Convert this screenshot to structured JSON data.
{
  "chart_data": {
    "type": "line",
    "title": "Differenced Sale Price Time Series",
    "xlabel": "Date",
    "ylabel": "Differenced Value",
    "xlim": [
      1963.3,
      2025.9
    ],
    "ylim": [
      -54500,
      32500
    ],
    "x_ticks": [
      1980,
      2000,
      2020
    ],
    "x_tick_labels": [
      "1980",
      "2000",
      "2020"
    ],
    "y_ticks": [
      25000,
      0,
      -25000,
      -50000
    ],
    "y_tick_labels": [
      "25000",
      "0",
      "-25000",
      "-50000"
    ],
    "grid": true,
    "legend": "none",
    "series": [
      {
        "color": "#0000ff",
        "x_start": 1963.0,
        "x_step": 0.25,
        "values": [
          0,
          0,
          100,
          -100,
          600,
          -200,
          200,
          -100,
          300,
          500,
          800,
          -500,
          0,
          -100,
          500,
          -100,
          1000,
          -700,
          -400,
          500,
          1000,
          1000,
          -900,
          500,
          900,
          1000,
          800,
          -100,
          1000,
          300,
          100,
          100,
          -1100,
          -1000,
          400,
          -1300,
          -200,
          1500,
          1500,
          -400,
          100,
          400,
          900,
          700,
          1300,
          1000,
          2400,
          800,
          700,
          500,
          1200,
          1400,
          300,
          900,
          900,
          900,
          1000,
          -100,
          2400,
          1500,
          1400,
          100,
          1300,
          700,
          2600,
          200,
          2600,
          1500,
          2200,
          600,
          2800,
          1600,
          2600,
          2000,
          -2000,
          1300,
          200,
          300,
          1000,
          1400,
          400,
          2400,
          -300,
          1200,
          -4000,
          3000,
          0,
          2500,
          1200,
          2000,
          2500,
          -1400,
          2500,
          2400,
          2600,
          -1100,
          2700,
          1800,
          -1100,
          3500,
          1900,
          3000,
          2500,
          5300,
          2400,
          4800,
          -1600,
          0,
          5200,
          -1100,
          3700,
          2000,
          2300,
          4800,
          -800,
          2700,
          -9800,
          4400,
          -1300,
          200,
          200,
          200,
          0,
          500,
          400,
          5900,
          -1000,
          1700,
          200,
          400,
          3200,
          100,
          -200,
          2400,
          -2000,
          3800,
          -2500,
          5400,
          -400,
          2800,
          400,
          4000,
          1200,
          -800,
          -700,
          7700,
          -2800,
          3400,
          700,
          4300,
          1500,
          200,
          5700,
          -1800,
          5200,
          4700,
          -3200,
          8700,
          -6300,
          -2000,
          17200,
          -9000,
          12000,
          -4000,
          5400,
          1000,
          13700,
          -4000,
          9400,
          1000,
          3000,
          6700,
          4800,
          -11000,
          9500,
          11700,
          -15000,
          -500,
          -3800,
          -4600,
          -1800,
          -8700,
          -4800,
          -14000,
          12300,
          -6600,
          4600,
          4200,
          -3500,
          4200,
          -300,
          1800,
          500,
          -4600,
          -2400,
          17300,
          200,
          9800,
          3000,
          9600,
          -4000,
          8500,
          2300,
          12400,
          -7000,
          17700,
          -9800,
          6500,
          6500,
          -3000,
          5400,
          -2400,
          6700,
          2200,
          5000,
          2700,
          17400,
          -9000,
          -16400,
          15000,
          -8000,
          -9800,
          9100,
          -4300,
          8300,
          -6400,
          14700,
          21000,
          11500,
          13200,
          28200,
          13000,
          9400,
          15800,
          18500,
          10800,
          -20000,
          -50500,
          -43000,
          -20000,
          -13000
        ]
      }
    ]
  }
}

====

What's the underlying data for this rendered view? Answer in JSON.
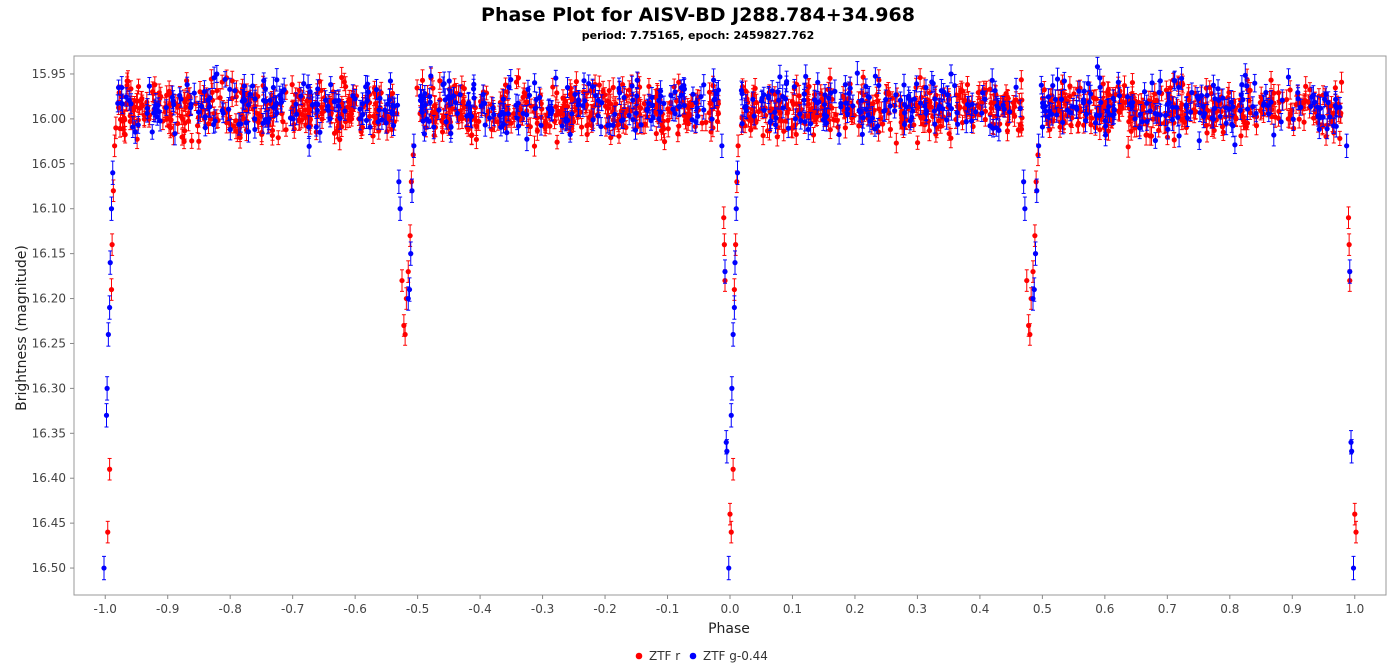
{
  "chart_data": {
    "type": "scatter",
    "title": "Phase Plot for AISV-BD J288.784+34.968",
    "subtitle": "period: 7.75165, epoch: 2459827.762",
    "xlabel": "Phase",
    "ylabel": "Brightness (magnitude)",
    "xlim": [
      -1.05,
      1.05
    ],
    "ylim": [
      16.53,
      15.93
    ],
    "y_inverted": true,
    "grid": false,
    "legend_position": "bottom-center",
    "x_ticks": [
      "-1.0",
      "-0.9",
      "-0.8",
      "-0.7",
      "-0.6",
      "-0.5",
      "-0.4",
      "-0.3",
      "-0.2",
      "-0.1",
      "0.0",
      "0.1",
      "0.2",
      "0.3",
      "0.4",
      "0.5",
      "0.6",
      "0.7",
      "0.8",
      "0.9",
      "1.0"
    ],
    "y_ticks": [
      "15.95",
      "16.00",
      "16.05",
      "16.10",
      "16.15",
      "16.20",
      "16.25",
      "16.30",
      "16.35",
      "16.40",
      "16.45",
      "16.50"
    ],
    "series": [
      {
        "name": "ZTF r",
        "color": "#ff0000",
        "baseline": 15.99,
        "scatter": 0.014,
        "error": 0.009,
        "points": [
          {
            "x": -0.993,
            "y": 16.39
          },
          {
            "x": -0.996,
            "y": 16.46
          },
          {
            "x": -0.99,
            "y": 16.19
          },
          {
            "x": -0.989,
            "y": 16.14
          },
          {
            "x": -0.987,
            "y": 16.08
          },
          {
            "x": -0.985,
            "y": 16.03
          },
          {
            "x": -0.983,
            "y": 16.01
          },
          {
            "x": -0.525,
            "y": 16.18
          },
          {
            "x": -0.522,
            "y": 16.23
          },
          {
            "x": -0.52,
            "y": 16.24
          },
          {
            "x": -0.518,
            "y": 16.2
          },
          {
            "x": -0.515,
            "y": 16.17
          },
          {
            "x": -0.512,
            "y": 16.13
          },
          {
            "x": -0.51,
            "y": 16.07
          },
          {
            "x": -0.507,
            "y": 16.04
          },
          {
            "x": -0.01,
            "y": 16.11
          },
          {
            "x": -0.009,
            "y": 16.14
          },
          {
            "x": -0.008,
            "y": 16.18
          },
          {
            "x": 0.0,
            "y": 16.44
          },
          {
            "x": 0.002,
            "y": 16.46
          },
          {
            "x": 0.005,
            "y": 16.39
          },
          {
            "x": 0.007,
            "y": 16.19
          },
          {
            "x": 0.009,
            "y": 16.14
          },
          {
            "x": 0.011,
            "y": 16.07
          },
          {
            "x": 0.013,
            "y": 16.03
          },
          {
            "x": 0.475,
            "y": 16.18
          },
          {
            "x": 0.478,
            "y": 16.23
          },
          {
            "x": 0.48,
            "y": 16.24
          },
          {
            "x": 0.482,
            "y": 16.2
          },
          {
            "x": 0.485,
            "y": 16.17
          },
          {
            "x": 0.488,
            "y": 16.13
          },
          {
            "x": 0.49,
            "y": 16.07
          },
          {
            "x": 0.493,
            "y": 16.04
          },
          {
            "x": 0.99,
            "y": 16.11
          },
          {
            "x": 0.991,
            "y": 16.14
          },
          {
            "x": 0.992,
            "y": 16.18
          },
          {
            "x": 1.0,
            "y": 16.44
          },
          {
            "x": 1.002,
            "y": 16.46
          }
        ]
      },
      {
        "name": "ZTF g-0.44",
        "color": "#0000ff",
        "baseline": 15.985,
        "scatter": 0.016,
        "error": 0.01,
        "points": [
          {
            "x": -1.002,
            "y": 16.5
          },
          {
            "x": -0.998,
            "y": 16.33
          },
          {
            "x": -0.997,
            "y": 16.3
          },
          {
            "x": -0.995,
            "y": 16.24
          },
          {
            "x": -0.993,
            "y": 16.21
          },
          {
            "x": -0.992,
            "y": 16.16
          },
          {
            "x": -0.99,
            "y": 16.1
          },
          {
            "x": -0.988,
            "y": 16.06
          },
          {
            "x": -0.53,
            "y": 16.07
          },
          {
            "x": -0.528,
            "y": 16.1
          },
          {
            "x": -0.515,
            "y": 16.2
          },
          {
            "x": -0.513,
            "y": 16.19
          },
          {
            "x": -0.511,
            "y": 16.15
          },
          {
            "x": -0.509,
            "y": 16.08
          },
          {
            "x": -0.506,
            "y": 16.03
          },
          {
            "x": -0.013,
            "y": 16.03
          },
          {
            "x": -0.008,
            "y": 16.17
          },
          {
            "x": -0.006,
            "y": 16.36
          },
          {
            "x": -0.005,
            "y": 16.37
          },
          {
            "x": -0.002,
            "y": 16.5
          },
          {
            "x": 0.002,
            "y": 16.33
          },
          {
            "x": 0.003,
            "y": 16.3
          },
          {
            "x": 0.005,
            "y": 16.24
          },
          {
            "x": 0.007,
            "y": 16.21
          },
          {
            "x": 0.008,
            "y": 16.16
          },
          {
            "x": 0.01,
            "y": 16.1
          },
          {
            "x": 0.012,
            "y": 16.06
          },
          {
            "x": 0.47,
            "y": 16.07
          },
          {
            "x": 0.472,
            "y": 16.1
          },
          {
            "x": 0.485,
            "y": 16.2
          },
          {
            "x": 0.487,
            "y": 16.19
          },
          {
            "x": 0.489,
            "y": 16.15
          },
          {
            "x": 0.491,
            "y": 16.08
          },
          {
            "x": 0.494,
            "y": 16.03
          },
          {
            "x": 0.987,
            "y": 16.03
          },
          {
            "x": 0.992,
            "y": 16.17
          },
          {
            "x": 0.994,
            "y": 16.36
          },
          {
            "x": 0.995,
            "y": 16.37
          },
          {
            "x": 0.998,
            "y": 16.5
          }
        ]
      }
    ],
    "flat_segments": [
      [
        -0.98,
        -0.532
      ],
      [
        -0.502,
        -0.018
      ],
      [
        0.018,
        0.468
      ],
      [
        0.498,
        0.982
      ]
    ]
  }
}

====

## What the task requires
Among the lines of the material, find those that hold the word "JSON" and copy them.

## Solution
Convert this screenshot to structured JSON data.
What's the underlying data for this rendered view? Answer in JSON.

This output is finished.